Data entries

__________________________________________________

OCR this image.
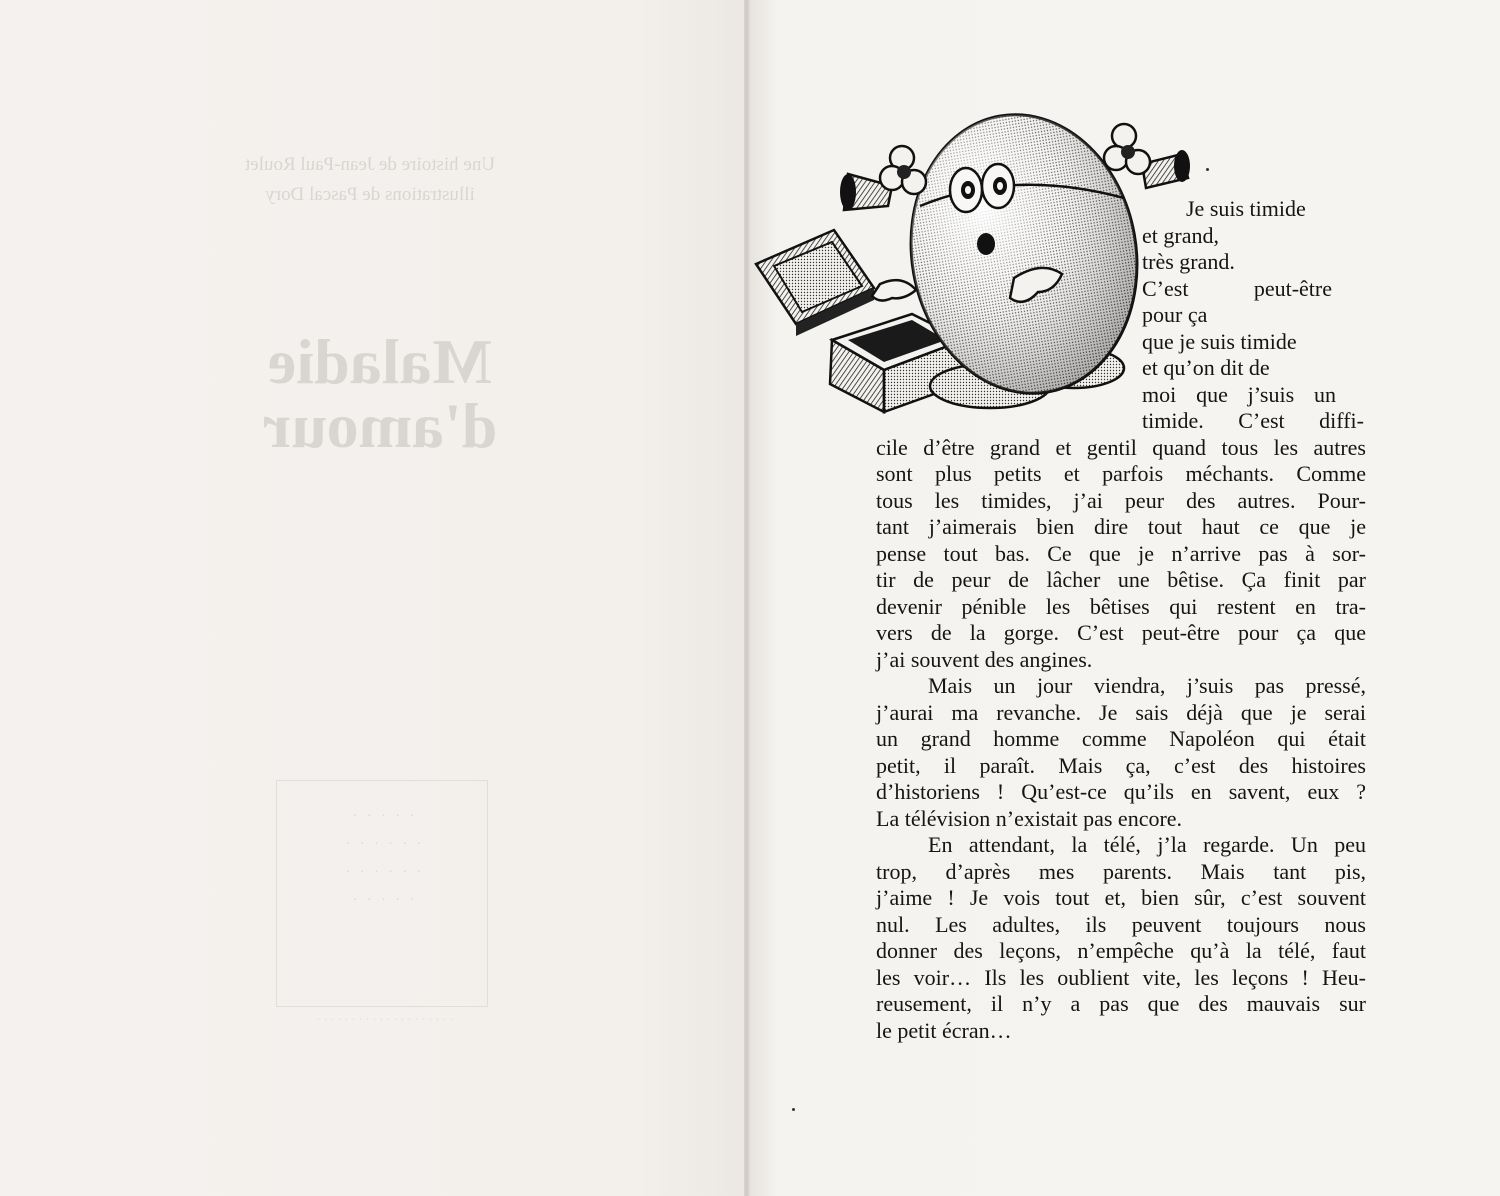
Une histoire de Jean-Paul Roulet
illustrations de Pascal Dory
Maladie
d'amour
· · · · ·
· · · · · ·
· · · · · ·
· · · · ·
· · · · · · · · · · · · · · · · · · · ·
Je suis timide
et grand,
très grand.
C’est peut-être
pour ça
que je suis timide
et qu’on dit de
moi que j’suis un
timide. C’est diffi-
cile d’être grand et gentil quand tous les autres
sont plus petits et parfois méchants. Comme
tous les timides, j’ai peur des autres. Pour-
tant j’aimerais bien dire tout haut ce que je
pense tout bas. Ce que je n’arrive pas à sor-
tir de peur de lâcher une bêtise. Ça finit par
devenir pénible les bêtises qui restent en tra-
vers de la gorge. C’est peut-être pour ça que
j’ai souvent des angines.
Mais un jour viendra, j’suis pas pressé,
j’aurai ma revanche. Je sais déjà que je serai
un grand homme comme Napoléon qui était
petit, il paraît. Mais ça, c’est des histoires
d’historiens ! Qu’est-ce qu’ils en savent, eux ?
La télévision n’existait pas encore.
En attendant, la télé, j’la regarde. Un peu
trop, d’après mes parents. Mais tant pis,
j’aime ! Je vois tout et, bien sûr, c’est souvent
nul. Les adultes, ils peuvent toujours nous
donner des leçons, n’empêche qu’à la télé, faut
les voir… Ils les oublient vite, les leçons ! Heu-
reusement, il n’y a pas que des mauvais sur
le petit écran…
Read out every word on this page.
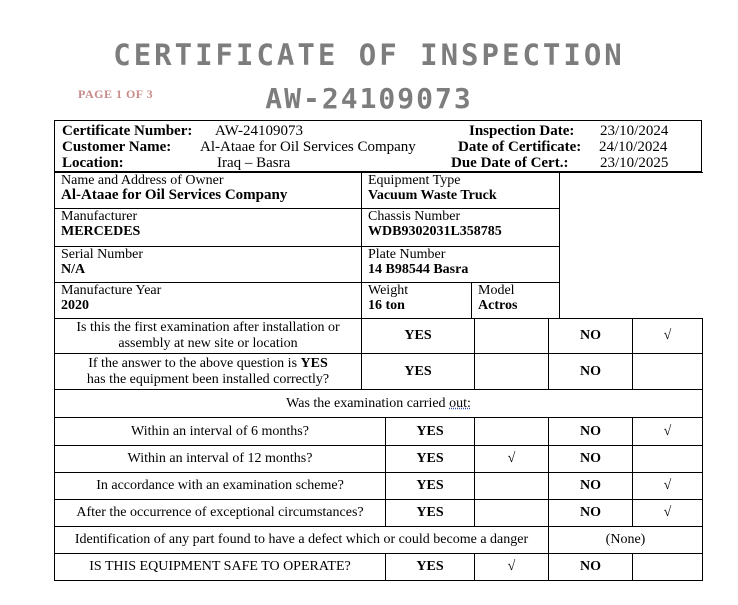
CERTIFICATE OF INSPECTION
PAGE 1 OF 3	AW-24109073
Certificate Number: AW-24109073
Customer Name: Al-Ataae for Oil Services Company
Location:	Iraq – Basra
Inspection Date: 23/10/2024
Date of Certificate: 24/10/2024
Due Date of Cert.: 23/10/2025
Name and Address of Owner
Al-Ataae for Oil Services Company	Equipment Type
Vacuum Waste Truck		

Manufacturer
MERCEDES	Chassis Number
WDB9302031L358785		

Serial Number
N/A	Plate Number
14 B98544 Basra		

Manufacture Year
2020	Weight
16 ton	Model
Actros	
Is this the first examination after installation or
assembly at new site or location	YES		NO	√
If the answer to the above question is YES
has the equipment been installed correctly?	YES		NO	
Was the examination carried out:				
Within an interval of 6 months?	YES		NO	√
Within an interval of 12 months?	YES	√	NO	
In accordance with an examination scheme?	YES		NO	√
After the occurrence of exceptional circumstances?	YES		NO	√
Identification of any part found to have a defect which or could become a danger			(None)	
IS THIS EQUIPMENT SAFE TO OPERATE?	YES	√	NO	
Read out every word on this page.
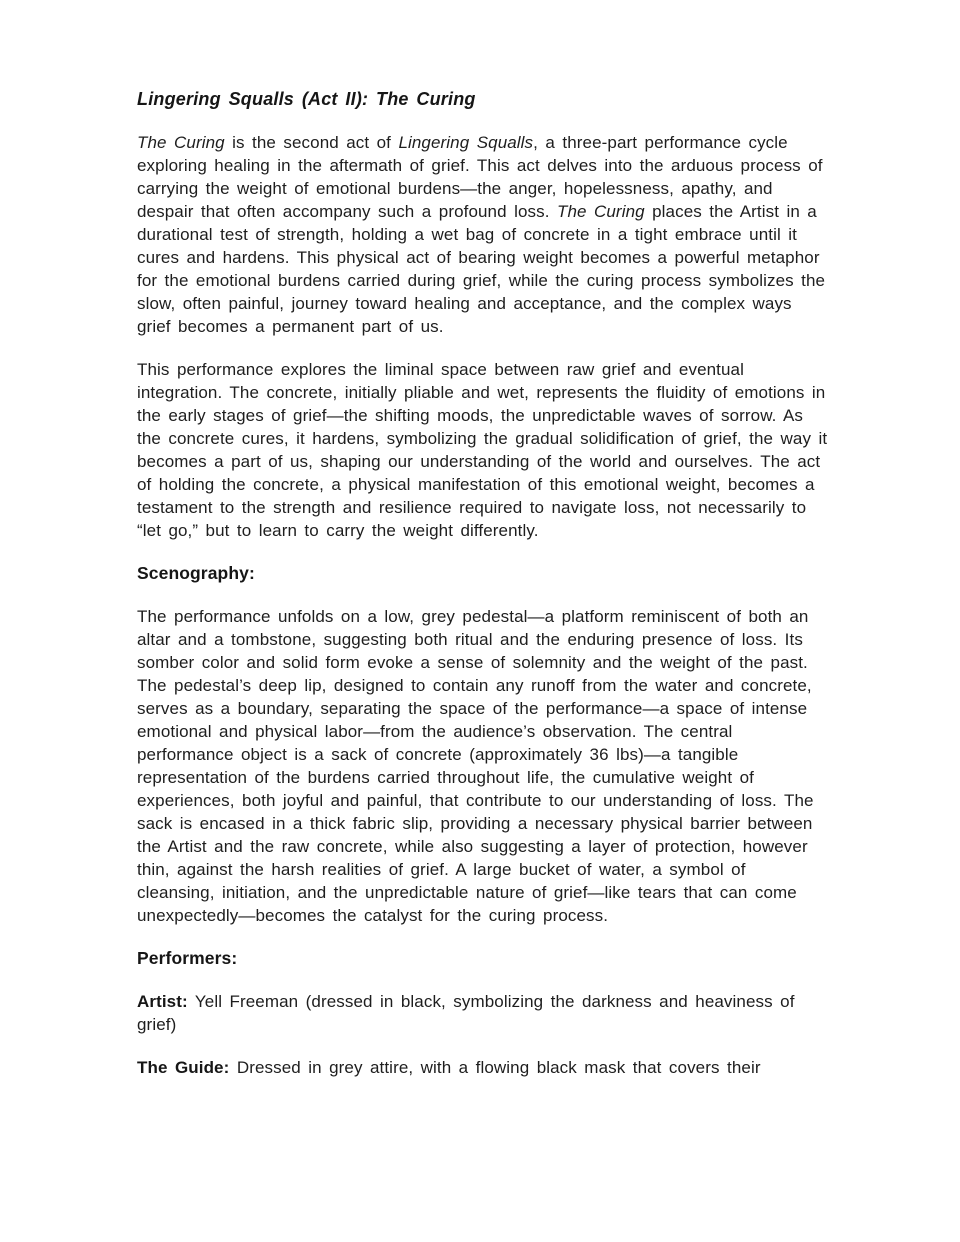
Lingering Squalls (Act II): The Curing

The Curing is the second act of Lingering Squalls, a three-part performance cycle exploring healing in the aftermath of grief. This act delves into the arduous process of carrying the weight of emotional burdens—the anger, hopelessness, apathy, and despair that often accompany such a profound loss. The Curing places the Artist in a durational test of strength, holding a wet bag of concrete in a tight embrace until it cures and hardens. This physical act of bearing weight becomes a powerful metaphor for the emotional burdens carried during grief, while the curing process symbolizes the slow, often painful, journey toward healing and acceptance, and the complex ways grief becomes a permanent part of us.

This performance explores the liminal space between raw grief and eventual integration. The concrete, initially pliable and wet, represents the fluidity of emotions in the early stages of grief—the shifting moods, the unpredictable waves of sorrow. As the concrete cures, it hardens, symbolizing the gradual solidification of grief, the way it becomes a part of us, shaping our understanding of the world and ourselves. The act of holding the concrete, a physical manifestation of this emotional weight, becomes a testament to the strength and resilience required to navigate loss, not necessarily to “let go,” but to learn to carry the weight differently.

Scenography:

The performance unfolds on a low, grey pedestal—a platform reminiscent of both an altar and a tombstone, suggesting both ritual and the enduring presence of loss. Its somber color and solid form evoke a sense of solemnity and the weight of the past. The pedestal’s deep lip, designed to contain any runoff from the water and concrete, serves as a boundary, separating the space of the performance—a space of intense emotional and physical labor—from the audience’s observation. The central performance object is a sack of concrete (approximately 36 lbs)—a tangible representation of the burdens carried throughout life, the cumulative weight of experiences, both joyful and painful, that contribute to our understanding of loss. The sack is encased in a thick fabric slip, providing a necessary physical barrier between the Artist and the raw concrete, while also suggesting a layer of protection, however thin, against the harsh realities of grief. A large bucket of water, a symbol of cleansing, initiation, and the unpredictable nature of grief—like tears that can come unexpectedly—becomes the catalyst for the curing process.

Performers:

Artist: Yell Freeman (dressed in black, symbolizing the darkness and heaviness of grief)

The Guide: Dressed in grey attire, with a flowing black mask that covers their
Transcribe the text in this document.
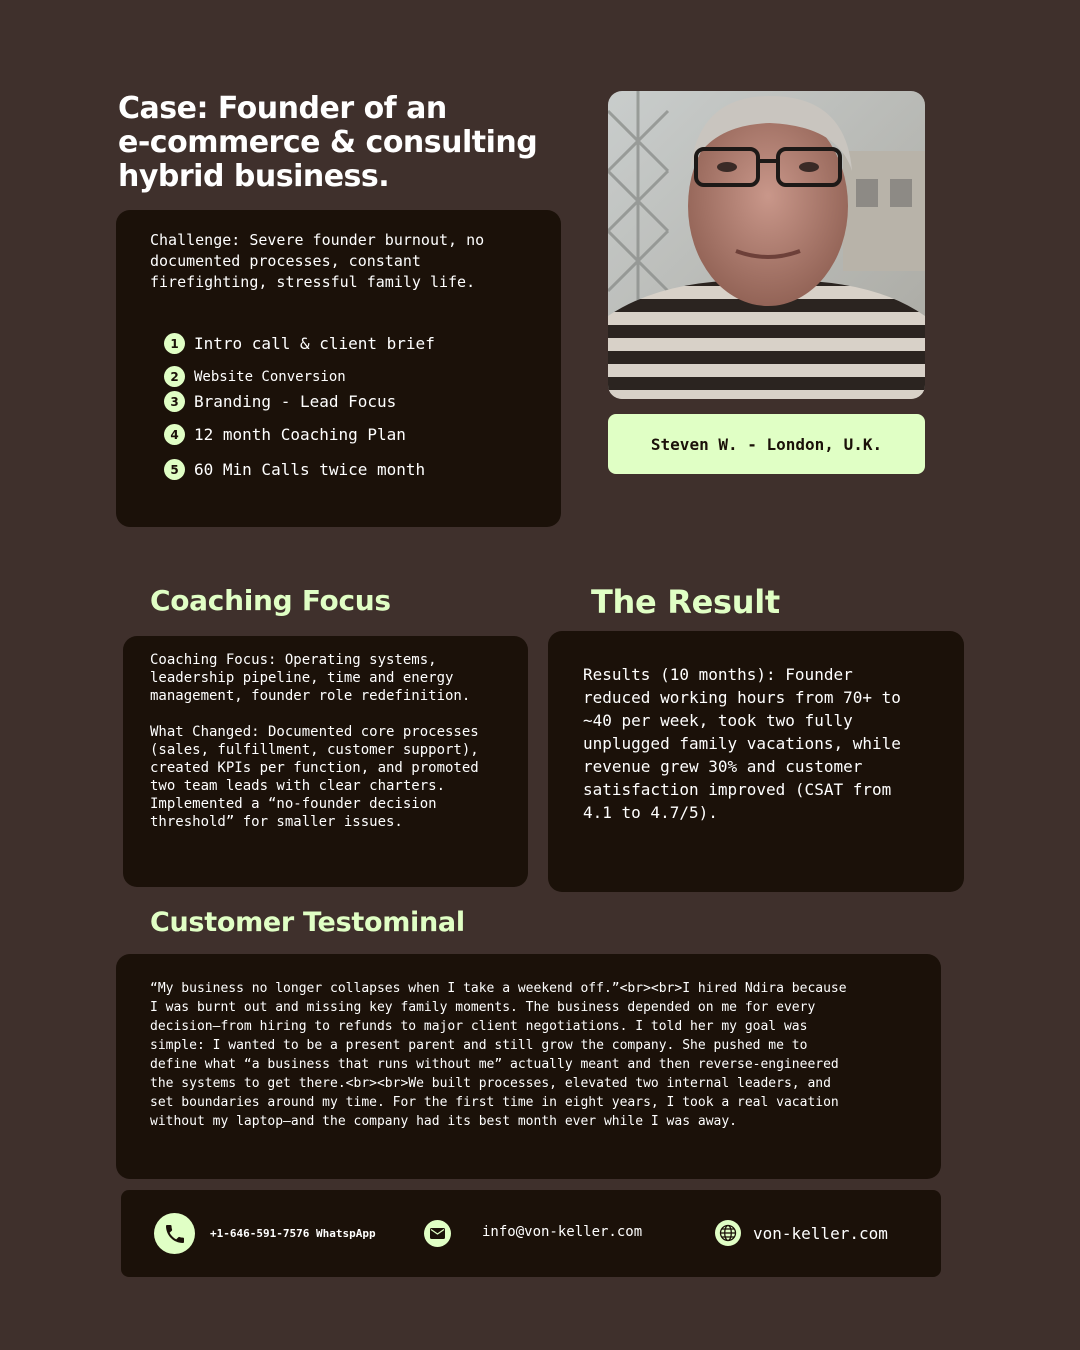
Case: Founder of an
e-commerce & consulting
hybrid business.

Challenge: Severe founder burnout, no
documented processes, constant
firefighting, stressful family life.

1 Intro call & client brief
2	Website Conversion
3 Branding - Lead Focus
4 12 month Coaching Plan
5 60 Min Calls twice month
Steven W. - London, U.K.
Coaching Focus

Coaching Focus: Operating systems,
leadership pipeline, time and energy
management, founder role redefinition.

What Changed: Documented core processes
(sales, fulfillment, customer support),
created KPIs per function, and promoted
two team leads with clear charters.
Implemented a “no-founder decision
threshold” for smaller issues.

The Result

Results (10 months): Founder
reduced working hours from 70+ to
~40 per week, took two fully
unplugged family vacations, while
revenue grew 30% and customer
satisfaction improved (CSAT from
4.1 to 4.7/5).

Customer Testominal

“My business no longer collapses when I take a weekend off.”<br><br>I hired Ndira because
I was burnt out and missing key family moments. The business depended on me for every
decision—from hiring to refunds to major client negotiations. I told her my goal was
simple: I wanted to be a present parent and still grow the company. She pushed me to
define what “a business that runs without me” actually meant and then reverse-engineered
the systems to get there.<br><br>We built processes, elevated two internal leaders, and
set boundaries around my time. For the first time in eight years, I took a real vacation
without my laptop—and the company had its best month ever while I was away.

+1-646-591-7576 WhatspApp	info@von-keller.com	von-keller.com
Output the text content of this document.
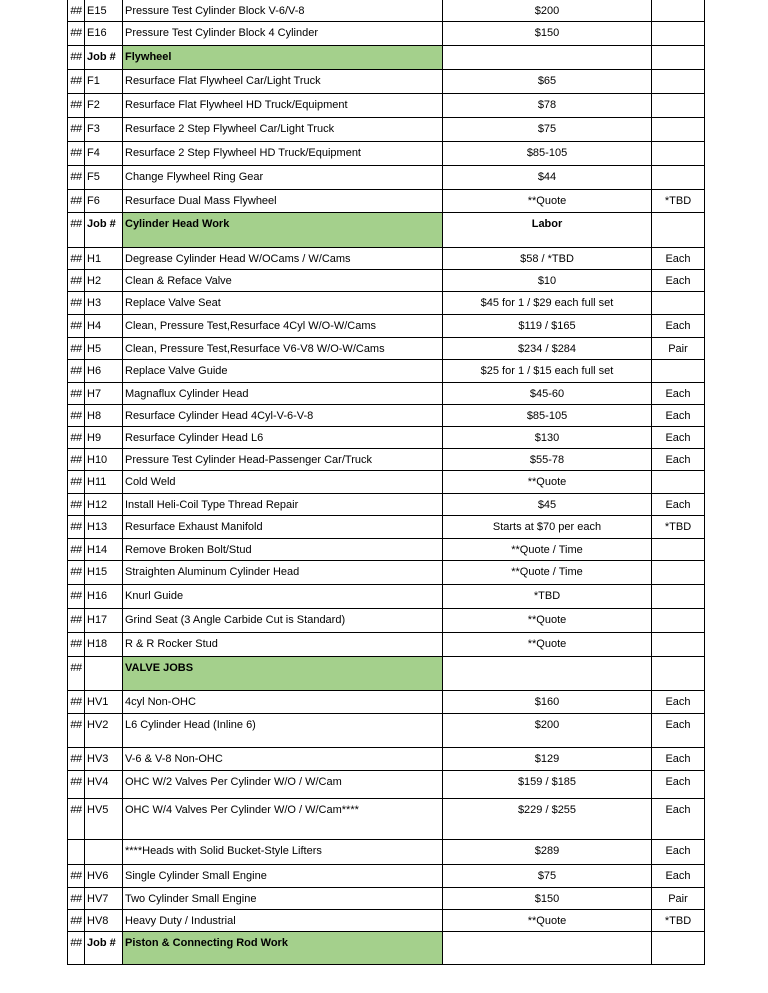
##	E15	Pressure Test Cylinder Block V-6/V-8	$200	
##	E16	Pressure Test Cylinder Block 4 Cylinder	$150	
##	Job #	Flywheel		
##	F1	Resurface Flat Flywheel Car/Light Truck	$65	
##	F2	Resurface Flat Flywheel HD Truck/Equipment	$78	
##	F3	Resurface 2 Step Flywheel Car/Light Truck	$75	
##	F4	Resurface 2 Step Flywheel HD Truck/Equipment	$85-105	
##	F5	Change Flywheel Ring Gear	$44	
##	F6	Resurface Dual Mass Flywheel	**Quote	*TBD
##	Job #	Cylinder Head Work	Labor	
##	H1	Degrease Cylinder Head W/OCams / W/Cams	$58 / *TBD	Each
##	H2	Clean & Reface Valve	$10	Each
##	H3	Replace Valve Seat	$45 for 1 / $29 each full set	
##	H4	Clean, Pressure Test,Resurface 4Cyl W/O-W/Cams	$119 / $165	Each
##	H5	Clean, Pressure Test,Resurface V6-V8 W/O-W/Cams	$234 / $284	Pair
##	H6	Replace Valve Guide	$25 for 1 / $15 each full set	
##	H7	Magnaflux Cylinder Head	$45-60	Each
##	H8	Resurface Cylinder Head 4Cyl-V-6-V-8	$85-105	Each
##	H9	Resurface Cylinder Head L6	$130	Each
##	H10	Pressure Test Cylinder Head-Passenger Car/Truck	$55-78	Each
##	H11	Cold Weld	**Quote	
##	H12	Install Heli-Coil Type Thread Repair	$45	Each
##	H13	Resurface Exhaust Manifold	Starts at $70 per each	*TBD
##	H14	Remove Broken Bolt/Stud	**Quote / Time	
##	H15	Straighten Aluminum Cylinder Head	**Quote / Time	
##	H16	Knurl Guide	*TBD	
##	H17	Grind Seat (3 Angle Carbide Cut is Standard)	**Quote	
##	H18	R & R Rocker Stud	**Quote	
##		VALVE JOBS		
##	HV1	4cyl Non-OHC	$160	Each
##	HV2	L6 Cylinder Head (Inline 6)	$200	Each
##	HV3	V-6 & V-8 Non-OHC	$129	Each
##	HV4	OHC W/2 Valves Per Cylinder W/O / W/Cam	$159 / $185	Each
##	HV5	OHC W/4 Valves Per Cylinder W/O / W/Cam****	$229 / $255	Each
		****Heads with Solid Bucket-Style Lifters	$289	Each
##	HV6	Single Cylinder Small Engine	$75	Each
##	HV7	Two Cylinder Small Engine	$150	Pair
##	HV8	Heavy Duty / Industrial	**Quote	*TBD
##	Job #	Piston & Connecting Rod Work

__________________________________________________

◆ Your objective
Find and count the lines of the data that include the string "interval", and report that figure by itself.

◆ Finished exercise
2